### Instruction
Where a line in the listing below contains the word "name", copy that line.

### Data provided
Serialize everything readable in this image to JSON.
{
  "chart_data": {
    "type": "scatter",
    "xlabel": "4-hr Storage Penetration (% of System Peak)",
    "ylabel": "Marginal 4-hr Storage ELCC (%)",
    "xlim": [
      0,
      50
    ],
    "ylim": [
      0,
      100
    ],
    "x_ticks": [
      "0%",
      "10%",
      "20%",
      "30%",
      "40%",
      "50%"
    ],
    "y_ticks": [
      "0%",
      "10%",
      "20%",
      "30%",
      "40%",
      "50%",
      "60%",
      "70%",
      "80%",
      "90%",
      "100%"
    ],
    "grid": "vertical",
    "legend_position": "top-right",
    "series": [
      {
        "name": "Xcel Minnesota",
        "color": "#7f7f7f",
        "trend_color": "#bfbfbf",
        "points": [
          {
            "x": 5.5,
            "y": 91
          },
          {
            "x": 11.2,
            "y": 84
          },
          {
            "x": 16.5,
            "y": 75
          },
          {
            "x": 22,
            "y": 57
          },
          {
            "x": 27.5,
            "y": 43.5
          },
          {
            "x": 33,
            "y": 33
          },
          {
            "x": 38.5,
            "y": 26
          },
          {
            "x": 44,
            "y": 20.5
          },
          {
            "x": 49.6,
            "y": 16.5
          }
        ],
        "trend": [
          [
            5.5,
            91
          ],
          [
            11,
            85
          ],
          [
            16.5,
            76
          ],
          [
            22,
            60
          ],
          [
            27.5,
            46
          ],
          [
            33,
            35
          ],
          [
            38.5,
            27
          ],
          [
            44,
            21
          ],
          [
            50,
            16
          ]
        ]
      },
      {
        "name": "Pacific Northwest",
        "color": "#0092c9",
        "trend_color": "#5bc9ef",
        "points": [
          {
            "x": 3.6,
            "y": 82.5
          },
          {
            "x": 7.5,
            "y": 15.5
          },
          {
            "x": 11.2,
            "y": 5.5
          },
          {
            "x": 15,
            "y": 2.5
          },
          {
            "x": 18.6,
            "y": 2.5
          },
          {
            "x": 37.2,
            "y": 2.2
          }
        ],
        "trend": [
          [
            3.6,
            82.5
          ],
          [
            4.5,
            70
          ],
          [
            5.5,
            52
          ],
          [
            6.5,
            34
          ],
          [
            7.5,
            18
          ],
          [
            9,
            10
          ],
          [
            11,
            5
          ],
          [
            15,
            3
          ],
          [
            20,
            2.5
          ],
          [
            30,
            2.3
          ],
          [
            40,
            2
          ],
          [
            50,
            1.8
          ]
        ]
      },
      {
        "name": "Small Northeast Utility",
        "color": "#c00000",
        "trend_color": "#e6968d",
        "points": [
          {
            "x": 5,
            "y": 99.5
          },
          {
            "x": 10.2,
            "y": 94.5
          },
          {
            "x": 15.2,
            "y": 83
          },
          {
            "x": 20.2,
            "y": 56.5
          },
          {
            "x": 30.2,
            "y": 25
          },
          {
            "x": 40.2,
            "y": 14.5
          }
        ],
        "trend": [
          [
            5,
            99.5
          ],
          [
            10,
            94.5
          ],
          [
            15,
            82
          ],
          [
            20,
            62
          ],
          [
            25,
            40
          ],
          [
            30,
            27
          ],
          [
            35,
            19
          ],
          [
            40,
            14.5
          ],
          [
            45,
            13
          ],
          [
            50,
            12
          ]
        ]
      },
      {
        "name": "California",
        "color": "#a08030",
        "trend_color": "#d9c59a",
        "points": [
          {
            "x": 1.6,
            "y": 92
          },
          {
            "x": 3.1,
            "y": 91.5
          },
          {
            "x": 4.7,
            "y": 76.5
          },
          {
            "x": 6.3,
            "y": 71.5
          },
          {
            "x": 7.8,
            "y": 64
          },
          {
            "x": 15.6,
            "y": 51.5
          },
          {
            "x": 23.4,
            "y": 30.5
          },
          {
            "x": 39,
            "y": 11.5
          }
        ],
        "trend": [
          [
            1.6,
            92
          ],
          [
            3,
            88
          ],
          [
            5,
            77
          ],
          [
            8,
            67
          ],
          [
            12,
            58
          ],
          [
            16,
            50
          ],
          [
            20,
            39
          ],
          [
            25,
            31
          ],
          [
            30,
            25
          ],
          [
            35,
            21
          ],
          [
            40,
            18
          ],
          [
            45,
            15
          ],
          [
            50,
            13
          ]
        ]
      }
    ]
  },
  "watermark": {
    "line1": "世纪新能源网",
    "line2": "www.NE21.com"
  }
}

### Solution to this task
        "name": "Xcel Minnesota",
        "name": "Pacific Northwest",
        "name": "Small Northeast Utility",
        "name": "California",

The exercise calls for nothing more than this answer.